---------- Brano citato

Negli ultimi giorni, John Elkann ha intensificato la sua presenza attorno alla Juventus, dimostrando un coinvolgimento crescente nei confronti del club bianconero. Dalle visite alla squadra, da Bologna alla vigilia della sfida contro la Roma, passando per la telefonata di complimenti a Luciano Spalletti dopo la vittoria contro il Sassuolo, fino a presenziare nella storica partita Juventus-Napoli, Elkann è stato sempre più vicino al gruppo. Un avvicinamento che si è esteso anche alla trasferta di Montecarlo per l’avvincente match di Champions League tra Monaco e Juventus. La sua presenza è stata accolta con entusiasmo all’interno della squadra, soprattutto perché non era così comune nemmeno nei periodi d’oro di vittorie consecutive, pur con la medesima proprietà a guidare il club in ogni fase, tra successi e difficoltà.
Particolare rilievo assume il recente incontro avvenuto alla Continassa, sede del centro sportivo juventino, dove per la prima volta Elkann e Spalletti hanno avviato una discussione concreta sul futuro della squadra. Come riferito da Tuttosport, si è trattato di un confronto informale, lontano dai dettagli tecnici su un possibile rinnovo, ma di fatto un primo vero summit che ha dato il via al percorso per definire la Juventus della prossima stagione. Questo dialogo diventa ancora più importante alla luce delle prossime partite decisive che la Juventus deve affrontare: lo scontro con l’Inter, l’impegno contro il Como e soprattutto il doppio confronto cruciale in Champions League contro il Galatasaray. Solo dopo questi appuntamenti si potrà parlare con maggior chiarezza di strategie e programmazione a lungo termine.

--------------------
---------- Dati forniti

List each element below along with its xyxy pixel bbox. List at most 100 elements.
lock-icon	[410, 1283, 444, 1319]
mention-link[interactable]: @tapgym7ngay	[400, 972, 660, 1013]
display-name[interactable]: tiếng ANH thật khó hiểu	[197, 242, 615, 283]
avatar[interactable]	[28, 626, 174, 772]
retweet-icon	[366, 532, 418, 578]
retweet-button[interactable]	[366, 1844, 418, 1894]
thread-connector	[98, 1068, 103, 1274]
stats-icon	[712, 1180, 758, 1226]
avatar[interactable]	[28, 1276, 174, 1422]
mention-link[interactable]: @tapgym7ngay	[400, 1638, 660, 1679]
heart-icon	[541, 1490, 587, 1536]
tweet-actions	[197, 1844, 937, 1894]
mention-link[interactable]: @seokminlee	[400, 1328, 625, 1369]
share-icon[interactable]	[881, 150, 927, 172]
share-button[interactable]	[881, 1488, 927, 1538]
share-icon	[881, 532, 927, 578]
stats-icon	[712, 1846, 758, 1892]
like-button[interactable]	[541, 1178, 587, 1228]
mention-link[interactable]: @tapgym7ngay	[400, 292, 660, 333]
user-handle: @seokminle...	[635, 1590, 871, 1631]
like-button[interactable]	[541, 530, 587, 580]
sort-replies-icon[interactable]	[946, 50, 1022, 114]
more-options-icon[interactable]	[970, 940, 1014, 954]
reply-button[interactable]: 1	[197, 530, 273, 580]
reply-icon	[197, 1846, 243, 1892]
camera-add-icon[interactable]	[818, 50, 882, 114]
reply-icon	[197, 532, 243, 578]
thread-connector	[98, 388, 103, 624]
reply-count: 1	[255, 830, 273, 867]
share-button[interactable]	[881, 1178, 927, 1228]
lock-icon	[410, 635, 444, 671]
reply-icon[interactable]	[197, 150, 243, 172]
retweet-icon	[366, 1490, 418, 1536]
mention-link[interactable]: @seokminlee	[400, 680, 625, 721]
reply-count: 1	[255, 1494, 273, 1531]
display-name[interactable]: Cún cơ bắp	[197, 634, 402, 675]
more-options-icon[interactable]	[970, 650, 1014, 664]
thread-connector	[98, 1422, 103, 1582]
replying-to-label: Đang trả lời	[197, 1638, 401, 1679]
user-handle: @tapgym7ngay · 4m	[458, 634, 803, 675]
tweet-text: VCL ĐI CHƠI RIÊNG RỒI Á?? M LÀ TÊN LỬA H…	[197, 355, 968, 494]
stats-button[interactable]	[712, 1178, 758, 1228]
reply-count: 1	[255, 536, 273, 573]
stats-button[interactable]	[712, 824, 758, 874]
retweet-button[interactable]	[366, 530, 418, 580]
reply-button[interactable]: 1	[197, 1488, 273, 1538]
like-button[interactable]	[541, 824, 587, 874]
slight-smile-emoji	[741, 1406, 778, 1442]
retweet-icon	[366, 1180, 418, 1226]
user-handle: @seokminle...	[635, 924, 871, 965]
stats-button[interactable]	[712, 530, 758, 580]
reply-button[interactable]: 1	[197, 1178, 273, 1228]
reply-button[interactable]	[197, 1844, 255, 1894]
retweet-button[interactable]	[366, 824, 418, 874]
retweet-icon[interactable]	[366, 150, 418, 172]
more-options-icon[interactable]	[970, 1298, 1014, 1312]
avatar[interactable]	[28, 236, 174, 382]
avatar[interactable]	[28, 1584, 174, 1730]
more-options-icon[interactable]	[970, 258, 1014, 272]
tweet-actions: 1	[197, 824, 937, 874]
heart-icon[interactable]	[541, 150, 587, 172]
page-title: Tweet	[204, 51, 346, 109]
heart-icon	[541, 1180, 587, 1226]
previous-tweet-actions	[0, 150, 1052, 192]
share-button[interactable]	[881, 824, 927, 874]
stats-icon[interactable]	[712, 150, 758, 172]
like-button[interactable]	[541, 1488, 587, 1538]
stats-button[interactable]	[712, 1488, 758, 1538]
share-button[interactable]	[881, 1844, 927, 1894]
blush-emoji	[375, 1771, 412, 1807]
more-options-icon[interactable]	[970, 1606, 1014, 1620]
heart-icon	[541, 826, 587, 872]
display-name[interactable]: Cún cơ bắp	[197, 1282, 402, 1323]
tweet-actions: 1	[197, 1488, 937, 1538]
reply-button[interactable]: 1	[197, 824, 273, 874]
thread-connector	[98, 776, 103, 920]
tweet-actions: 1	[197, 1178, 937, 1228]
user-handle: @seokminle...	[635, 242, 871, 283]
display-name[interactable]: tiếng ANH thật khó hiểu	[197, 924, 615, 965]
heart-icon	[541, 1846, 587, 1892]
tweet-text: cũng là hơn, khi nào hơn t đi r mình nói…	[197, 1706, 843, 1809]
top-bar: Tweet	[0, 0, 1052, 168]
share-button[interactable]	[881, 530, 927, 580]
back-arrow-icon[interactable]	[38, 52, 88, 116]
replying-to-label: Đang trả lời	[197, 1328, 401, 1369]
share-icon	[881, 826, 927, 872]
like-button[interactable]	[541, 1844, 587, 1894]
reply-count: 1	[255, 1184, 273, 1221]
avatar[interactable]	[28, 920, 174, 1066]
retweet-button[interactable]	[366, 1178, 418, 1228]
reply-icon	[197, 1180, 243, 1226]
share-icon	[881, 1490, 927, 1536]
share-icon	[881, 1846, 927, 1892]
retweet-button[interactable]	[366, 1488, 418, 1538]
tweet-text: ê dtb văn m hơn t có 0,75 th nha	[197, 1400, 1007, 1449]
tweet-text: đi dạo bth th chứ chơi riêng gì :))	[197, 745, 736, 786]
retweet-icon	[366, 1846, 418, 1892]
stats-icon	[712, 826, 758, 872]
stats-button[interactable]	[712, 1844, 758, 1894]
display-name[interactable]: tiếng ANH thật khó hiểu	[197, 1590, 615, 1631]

--------------------

◆ **Domande di studio**
[a] Rispondi a queste domande sul brano su Elkann e la Juventus.
(i) Dopo quale vittoria Elkann ha telefonato a Spalletti per fargli i complimenti?
(ii) Dove si è svolto l'incontro tra Elkann e Spalletti sul futuro della squadra?
(iii) Contro quale squadra la Juventus giocherà il doppio confronto in Champions League?
[b] Estrai dal brano su Elkann e la Juventus il tratto che comincia con le parole «Particolare rilievo assume» e finisce dopo le parole «a lungo termine.».
I dati non servono per svolgere il lavoro.

◆ **Soluzioni dell'esercizio**
[a]
(i) Dopo la vittoria contro il Sassuolo.
(ii) Alla Continassa, sede del centro sportivo juventino.
(iii) Contro il Galatasaray.

[b]
Particolare rilievo assume il recente incontro avvenuto alla Continassa, sede del centro sportivo juventino, dove per la prima volta Elkann e Spalletti hanno avviato una discussione concreta sul futuro della squadra. Come riferito da Tuttosport, si è trattato di un confronto informale, lontano dai dettagli tecnici su un possibile rinnovo, ma di fatto un primo vero summit che ha dato il via al percorso per definire la Juventus della prossima stagione. Questo dialogo diventa ancora più importante alla luce delle prossime partite decisive che la Juventus deve affrontare: lo scontro con l’Inter, l’impegno contro il Como e soprattutto il doppio confronto cruciale in Champions League contro il Galatasaray. Solo dopo questi appuntamenti si potrà parlare con maggior chiarezza di strategie e programmazione a lungo termine.